EXERCISE DESCRIPTION
Give again, word for word, only the lines from the one containing "Read all visible content and emit it as JSON." through the final line.

DATASET EXCERPTS
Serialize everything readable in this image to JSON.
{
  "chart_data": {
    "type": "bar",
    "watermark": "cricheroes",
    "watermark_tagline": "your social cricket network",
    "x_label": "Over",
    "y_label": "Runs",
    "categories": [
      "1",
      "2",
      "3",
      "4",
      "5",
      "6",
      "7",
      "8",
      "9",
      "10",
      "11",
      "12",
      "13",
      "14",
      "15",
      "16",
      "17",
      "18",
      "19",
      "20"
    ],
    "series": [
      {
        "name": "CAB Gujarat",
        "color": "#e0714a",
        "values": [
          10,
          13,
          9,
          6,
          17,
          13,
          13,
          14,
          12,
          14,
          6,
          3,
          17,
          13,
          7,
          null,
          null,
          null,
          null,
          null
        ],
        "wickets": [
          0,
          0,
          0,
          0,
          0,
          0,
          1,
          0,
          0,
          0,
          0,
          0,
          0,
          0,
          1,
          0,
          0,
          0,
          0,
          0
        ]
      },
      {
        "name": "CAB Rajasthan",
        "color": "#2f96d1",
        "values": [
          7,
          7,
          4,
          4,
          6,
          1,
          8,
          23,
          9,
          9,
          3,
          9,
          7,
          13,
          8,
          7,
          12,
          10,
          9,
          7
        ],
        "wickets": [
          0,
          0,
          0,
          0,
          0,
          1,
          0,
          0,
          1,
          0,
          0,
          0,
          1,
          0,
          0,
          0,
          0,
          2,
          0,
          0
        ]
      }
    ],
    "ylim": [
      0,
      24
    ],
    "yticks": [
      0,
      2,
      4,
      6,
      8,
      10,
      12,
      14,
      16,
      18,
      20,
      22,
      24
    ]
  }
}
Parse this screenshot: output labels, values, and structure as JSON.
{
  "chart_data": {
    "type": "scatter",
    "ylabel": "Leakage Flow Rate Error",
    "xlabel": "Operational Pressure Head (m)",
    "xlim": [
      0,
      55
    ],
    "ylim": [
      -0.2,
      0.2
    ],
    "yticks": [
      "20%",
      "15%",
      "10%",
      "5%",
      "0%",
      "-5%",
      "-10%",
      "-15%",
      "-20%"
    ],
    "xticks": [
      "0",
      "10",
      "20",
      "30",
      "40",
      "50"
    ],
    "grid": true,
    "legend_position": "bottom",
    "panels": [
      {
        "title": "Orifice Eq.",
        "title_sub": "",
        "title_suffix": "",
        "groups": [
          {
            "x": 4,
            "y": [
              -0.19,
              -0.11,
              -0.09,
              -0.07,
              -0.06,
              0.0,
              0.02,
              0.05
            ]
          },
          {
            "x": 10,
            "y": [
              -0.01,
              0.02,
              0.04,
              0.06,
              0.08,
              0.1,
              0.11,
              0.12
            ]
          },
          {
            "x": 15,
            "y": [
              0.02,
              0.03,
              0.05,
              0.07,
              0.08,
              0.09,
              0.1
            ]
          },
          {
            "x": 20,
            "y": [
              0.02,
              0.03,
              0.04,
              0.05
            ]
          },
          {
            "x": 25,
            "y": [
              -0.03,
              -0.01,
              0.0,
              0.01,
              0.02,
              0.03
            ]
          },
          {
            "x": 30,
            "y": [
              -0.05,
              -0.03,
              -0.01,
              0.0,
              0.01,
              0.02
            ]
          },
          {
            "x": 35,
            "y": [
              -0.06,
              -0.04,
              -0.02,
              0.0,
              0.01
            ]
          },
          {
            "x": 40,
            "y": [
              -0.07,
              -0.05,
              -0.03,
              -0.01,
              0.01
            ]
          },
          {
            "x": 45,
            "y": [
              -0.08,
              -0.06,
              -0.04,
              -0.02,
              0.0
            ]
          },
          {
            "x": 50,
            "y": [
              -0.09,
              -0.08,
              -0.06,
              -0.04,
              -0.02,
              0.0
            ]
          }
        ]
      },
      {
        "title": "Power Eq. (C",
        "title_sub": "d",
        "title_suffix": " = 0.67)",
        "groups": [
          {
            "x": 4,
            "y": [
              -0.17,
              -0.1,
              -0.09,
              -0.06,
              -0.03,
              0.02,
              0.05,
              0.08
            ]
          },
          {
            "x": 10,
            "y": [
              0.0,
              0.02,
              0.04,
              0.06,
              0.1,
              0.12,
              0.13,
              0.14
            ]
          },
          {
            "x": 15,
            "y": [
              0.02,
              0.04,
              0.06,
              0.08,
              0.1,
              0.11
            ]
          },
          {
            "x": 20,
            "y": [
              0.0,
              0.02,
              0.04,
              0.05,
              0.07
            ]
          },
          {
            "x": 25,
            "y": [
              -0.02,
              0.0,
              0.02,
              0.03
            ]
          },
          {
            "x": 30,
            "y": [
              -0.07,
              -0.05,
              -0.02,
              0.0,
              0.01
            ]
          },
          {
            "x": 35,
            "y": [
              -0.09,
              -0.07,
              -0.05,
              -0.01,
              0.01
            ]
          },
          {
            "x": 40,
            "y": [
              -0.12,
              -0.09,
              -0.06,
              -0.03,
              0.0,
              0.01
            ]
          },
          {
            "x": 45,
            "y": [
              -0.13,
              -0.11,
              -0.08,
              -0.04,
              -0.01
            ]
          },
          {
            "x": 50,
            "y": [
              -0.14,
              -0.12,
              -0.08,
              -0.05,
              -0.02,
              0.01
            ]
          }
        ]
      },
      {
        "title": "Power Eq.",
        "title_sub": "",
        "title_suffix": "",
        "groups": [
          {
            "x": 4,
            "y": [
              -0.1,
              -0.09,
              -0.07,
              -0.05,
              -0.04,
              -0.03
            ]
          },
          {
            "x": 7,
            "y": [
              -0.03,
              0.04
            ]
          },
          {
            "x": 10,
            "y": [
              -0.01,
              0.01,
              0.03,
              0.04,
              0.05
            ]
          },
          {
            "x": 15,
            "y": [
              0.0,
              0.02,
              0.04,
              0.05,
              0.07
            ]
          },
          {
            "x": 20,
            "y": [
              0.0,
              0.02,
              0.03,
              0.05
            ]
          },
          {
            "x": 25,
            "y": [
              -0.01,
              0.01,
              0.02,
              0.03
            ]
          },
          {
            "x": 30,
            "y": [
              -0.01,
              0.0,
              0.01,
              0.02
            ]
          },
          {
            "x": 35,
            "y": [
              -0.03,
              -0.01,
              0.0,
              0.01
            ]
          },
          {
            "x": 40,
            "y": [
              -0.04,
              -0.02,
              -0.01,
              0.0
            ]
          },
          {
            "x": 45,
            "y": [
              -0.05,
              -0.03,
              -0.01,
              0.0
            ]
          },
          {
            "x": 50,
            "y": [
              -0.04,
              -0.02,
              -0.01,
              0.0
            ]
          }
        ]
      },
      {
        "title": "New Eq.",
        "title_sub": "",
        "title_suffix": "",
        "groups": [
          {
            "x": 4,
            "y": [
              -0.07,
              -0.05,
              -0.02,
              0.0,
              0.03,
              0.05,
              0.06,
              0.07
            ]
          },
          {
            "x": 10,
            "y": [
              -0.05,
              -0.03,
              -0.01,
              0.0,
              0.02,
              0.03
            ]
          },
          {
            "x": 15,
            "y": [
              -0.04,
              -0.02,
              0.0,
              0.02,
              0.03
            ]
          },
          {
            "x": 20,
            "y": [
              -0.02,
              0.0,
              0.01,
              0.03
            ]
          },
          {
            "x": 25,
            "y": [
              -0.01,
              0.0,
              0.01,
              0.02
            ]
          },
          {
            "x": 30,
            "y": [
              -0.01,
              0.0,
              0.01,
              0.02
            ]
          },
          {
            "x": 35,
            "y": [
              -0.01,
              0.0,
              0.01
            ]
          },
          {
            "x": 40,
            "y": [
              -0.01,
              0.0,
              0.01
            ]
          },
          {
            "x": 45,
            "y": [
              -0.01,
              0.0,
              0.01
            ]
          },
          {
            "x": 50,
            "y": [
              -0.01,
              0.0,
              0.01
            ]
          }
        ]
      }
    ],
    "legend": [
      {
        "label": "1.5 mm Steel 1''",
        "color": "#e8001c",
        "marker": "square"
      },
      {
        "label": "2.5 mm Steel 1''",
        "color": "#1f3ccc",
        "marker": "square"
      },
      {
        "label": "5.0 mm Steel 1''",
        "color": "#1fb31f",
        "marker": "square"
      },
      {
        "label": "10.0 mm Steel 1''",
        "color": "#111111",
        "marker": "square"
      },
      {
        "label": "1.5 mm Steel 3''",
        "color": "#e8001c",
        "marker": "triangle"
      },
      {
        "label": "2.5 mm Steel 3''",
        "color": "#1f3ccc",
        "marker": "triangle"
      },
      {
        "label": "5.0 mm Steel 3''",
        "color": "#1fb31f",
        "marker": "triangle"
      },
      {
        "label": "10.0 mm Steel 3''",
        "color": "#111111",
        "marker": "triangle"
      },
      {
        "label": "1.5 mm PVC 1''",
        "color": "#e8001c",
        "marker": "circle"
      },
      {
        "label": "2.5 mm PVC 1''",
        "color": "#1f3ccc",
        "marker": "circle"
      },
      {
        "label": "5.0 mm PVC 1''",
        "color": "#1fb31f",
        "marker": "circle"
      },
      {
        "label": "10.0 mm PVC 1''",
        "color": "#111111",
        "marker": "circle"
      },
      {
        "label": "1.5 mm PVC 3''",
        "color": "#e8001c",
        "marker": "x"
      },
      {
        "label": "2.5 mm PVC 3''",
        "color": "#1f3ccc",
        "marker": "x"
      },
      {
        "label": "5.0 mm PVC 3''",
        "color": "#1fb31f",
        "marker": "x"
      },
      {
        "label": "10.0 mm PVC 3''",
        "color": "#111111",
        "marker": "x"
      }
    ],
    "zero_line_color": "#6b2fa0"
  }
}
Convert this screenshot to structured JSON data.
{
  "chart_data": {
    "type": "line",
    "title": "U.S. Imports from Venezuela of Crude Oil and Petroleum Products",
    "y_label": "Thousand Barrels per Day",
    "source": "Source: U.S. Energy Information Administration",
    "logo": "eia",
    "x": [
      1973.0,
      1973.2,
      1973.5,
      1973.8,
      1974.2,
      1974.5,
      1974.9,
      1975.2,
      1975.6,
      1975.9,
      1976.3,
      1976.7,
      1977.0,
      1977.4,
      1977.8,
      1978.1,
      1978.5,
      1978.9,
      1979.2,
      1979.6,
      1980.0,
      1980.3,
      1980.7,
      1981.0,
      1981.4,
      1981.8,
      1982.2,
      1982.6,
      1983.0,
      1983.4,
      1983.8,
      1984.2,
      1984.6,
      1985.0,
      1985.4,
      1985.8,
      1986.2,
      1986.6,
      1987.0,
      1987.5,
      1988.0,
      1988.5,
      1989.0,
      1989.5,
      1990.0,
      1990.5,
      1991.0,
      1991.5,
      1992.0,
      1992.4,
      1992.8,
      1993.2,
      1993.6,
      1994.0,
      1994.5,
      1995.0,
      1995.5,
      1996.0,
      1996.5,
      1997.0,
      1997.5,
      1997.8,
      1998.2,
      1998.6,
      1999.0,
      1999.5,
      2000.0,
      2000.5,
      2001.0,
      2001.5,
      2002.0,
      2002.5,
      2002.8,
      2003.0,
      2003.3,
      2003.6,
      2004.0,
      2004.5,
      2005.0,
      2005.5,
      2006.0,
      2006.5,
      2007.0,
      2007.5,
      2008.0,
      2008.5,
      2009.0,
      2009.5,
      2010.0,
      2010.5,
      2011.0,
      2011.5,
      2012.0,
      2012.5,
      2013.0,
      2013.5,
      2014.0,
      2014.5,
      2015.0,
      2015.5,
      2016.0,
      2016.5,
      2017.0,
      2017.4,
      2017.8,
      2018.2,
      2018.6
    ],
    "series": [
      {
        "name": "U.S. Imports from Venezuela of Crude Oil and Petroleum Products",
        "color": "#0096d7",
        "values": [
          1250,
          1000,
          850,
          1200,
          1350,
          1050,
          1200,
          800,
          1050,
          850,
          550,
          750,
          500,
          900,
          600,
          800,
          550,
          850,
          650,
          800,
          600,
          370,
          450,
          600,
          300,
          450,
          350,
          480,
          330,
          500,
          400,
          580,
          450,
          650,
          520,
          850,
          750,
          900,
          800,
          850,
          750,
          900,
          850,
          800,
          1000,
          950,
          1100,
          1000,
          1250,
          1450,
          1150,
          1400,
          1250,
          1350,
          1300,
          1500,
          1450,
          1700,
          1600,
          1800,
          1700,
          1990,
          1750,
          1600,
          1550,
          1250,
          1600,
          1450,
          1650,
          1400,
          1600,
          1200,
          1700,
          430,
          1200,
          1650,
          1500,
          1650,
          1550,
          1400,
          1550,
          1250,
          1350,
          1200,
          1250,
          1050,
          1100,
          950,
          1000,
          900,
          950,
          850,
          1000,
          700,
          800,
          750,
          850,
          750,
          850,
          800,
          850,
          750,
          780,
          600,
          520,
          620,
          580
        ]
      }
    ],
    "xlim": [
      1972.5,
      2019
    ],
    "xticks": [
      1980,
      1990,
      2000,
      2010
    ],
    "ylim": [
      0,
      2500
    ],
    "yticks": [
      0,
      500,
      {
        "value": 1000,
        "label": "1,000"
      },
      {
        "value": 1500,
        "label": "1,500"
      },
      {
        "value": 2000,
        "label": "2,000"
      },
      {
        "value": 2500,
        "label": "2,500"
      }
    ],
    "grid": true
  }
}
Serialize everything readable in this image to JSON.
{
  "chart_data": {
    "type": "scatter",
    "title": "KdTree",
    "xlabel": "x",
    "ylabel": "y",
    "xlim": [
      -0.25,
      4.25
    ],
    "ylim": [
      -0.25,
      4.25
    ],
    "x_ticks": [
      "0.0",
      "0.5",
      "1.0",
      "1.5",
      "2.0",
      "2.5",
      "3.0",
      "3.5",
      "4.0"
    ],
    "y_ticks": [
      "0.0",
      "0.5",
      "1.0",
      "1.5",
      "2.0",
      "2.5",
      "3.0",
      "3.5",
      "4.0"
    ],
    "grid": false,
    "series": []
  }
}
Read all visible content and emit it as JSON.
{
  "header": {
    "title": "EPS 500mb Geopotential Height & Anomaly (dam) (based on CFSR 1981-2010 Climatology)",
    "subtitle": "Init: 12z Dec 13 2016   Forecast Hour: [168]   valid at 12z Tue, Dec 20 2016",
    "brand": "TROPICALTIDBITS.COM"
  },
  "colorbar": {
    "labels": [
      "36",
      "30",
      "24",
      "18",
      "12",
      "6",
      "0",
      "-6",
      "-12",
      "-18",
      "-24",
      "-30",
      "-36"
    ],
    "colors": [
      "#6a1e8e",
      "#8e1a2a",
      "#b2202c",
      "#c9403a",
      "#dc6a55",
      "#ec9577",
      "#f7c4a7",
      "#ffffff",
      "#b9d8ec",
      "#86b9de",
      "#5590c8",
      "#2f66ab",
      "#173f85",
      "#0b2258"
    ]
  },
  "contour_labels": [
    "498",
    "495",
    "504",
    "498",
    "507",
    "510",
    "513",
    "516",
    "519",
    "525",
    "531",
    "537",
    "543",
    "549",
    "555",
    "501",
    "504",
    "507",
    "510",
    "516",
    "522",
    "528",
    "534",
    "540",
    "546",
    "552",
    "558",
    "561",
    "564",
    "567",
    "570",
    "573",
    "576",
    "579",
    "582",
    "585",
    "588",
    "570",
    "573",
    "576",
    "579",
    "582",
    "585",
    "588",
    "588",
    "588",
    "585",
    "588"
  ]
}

ANSWER IN FULL
Read all visible content and emit it as JSON.
{
  "header": {
    "title": "EPS 500mb Geopotential Height & Anomaly (dam) (based on CFSR 1981-2010 Climatology)",
    "subtitle": "Init: 12z Dec 13 2016   Forecast Hour: [168]   valid at 12z Tue, Dec 20 2016",
    "brand": "TROPICALTIDBITS.COM"
  },
  "colorbar": {
    "labels": [
      "36",
      "30",
      "24",
      "18",
      "12",
      "6",
      "0",
      "-6",
      "-12",
      "-18",
      "-24",
      "-30",
      "-36"
    ],
    "colors": [
      "#6a1e8e",
      "#8e1a2a",
      "#b2202c",
      "#c9403a",
      "#dc6a55",
      "#ec9577",
      "#f7c4a7",
      "#ffffff",
      "#b9d8ec",
      "#86b9de",
      "#5590c8",
      "#2f66ab",
      "#173f85",
      "#0b2258"
    ]
  },
  "contour_labels": [
    "498",
    "495",
    "504",
    "498",
    "507",
    "510",
    "513",
    "516",
    "519",
    "525",
    "531",
    "537",
    "543",
    "549",
    "555",
    "501",
    "504",
    "507",
    "510",
    "516",
    "522",
    "528",
    "534",
    "540",
    "546",
    "552",
    "558",
    "561",
    "564",
    "567",
    "570",
    "573",
    "576",
    "579",
    "582",
    "585",
    "588",
    "570",
    "573",
    "576",
    "579",
    "582",
    "585",
    "588",
    "588",
    "588",
    "585",
    "588"
  ]
}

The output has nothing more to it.